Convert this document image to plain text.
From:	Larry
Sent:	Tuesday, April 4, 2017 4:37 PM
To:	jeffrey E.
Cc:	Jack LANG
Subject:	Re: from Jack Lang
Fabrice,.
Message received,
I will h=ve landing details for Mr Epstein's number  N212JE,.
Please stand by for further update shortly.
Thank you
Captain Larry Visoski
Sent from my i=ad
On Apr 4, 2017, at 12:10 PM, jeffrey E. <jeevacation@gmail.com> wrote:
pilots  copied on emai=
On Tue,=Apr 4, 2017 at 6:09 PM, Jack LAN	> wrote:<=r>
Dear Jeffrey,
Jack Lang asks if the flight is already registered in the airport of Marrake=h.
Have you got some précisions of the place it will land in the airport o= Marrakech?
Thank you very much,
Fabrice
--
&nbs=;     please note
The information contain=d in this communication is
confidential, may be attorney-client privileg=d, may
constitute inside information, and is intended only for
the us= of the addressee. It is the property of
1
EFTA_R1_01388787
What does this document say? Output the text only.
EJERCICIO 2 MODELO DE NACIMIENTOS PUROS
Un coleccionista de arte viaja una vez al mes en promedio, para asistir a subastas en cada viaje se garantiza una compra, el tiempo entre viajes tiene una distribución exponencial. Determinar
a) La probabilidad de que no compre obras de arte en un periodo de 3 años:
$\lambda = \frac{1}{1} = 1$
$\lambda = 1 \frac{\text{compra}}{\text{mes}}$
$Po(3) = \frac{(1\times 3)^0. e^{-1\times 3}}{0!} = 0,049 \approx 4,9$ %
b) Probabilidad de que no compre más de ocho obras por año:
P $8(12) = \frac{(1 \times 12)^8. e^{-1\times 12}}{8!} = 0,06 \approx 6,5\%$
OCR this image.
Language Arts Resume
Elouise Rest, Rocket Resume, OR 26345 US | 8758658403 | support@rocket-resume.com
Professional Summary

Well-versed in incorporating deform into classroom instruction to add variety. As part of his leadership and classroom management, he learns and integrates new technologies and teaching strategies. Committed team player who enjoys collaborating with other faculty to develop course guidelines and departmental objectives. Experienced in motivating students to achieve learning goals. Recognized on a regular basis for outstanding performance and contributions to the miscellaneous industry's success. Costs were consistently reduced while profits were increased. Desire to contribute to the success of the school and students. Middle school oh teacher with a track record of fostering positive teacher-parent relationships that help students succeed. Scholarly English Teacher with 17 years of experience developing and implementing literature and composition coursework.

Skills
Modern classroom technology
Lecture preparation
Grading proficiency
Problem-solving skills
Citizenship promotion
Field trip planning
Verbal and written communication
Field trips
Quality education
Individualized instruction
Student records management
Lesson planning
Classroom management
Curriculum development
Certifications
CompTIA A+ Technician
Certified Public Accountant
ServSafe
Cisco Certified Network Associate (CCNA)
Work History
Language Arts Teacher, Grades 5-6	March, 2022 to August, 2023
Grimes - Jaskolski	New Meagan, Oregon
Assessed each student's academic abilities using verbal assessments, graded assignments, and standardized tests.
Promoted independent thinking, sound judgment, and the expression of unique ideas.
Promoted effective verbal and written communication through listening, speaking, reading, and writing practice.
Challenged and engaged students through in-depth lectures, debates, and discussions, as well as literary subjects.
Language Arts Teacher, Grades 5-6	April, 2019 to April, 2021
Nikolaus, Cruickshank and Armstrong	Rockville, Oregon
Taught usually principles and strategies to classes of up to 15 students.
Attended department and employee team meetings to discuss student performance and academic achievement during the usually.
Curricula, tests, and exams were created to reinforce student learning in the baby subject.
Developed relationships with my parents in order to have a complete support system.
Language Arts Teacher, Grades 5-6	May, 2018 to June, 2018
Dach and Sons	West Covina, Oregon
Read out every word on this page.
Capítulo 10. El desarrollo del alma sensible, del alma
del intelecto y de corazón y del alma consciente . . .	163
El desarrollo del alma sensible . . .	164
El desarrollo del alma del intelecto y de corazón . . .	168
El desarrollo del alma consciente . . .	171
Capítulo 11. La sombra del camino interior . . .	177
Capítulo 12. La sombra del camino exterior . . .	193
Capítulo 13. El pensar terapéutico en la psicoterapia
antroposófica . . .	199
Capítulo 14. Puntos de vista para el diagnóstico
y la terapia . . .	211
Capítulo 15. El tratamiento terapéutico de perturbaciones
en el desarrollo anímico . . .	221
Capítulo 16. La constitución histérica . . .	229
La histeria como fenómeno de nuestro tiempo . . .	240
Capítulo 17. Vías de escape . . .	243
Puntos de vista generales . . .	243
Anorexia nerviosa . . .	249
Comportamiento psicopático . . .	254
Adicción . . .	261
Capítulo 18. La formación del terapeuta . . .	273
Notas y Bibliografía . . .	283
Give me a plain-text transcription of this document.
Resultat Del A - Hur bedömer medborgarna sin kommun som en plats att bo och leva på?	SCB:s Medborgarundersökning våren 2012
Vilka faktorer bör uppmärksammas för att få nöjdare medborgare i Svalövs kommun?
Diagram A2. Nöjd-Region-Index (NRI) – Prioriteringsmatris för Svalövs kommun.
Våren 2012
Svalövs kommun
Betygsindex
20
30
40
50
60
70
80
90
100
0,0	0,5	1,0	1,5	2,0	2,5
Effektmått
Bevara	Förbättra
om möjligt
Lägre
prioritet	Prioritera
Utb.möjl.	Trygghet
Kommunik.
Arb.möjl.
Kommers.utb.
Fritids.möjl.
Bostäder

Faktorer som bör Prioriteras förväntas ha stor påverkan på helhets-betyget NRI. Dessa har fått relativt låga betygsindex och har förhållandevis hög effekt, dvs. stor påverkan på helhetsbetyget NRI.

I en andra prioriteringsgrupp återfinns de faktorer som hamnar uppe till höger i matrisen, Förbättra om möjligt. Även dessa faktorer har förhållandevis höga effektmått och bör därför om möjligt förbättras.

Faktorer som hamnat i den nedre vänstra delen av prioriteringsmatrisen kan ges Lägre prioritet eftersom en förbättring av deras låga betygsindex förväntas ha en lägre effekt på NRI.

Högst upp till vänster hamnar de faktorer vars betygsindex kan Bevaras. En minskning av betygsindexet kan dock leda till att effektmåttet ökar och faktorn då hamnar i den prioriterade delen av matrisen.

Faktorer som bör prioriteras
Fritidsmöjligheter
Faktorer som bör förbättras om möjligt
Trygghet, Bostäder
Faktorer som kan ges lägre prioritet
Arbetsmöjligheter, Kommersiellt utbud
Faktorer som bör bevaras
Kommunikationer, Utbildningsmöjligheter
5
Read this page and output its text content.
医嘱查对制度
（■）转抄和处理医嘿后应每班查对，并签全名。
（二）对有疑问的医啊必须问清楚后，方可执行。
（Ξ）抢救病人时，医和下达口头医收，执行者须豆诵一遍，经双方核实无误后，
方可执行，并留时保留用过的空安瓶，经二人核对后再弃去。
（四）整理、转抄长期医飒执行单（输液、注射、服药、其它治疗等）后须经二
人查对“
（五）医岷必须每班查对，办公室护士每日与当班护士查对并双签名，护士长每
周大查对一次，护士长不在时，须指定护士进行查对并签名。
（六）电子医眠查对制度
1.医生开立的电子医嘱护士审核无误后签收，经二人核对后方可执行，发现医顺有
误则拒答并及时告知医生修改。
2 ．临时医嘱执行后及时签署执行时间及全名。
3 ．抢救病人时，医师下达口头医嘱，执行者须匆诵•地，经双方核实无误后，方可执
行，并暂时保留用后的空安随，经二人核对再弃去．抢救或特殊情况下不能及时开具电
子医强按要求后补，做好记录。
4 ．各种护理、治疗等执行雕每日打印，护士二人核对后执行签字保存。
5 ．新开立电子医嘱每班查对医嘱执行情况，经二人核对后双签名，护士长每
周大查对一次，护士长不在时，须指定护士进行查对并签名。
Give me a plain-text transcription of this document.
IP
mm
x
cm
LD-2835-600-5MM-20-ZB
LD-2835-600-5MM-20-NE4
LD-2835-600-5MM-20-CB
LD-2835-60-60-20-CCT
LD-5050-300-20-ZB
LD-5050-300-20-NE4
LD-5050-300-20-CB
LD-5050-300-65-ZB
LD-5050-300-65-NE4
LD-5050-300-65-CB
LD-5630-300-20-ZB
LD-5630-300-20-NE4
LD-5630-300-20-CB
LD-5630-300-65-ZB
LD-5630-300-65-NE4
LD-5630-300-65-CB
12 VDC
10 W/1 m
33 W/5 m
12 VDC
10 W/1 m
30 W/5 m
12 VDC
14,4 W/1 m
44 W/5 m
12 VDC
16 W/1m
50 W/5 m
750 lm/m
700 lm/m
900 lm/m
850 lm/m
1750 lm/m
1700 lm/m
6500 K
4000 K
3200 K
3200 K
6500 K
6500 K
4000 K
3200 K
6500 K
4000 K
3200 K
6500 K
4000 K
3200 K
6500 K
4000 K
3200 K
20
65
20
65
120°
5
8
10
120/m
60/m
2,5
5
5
= = = = =
Directions for this task — Filter the records above for lines containing the word "camino", and copy those lines.

Task result —
Capítulo 11. La sombra del camino interior . . .	177
Capítulo 12. La sombra del camino exterior . . .	193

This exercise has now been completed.